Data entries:
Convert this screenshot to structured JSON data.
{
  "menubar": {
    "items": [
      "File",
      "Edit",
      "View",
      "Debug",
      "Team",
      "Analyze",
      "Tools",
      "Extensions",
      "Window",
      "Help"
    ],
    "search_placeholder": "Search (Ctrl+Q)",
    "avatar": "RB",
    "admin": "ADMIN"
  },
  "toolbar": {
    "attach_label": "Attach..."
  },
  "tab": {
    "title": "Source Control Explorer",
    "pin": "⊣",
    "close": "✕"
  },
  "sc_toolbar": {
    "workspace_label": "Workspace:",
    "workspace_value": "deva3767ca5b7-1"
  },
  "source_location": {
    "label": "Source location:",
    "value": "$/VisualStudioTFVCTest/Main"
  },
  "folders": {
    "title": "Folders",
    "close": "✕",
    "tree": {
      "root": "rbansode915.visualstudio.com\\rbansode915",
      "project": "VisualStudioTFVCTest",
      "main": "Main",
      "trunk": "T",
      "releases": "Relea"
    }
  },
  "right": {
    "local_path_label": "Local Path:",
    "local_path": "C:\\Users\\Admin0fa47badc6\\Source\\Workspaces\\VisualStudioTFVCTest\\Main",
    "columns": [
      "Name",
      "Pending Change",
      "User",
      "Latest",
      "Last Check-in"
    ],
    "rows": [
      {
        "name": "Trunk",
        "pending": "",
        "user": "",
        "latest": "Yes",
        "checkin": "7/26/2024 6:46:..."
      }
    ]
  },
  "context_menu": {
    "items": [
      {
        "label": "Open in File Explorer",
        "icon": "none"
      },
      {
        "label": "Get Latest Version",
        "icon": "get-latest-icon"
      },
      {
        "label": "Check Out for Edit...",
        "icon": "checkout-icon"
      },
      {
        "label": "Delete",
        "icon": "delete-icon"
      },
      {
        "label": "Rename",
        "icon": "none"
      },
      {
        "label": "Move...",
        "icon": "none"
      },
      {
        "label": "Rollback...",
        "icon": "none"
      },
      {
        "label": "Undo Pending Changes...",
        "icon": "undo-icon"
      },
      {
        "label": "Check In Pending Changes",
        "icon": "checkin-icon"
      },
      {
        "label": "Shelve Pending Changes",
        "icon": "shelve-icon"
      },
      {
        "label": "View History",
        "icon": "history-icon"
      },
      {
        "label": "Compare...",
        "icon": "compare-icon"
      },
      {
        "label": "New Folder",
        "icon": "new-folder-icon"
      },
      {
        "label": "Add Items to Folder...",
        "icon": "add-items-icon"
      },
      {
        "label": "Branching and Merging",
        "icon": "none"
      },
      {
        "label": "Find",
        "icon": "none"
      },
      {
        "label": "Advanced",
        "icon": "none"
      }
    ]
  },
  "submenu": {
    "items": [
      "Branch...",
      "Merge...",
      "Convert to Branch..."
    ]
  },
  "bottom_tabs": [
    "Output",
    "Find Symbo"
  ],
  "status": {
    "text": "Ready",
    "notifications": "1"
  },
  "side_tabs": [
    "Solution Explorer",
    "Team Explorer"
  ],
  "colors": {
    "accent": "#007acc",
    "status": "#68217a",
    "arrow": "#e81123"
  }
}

--- WORK TO DO ---
All of the entries above need to be reproduced exactly.

--- TASK OUTPUT ---
Convert this screenshot to structured JSON data.
{
  "menubar": {
    "items": [
      "File",
      "Edit",
      "View",
      "Debug",
      "Team",
      "Analyze",
      "Tools",
      "Extensions",
      "Window",
      "Help"
    ],
    "search_placeholder": "Search (Ctrl+Q)",
    "avatar": "RB",
    "admin": "ADMIN"
  },
  "toolbar": {
    "attach_label": "Attach..."
  },
  "tab": {
    "title": "Source Control Explorer",
    "pin": "⊣",
    "close": "✕"
  },
  "sc_toolbar": {
    "workspace_label": "Workspace:",
    "workspace_value": "deva3767ca5b7-1"
  },
  "source_location": {
    "label": "Source location:",
    "value": "$/VisualStudioTFVCTest/Main"
  },
  "folders": {
    "title": "Folders",
    "close": "✕",
    "tree": {
      "root": "rbansode915.visualstudio.com\\rbansode915",
      "project": "VisualStudioTFVCTest",
      "main": "Main",
      "trunk": "T",
      "releases": "Relea"
    }
  },
  "right": {
    "local_path_label": "Local Path:",
    "local_path": "C:\\Users\\Admin0fa47badc6\\Source\\Workspaces\\VisualStudioTFVCTest\\Main",
    "columns": [
      "Name",
      "Pending Change",
      "User",
      "Latest",
      "Last Check-in"
    ],
    "rows": [
      {
        "name": "Trunk",
        "pending": "",
        "user": "",
        "latest": "Yes",
        "checkin": "7/26/2024 6:46:..."
      }
    ]
  },
  "context_menu": {
    "items": [
      {
        "label": "Open in File Explorer",
        "icon": "none"
      },
      {
        "label": "Get Latest Version",
        "icon": "get-latest-icon"
      },
      {
        "label": "Check Out for Edit...",
        "icon": "checkout-icon"
      },
      {
        "label": "Delete",
        "icon": "delete-icon"
      },
      {
        "label": "Rename",
        "icon": "none"
      },
      {
        "label": "Move...",
        "icon": "none"
      },
      {
        "label": "Rollback...",
        "icon": "none"
      },
      {
        "label": "Undo Pending Changes...",
        "icon": "undo-icon"
      },
      {
        "label": "Check In Pending Changes",
        "icon": "checkin-icon"
      },
      {
        "label": "Shelve Pending Changes",
        "icon": "shelve-icon"
      },
      {
        "label": "View History",
        "icon": "history-icon"
      },
      {
        "label": "Compare...",
        "icon": "compare-icon"
      },
      {
        "label": "New Folder",
        "icon": "new-folder-icon"
      },
      {
        "label": "Add Items to Folder...",
        "icon": "add-items-icon"
      },
      {
        "label": "Branching and Merging",
        "icon": "none"
      },
      {
        "label": "Find",
        "icon": "none"
      },
      {
        "label": "Advanced",
        "icon": "none"
      }
    ]
  },
  "submenu": {
    "items": [
      "Branch...",
      "Merge...",
      "Convert to Branch..."
    ]
  },
  "bottom_tabs": [
    "Output",
    "Find Symbo"
  ],
  "status": {
    "text": "Ready",
    "notifications": "1"
  },
  "side_tabs": [
    "Solution Explorer",
    "Team Explorer"
  ],
  "colors": {
    "accent": "#007acc",
    "status": "#68217a",
    "arrow": "#e81123"
  }
}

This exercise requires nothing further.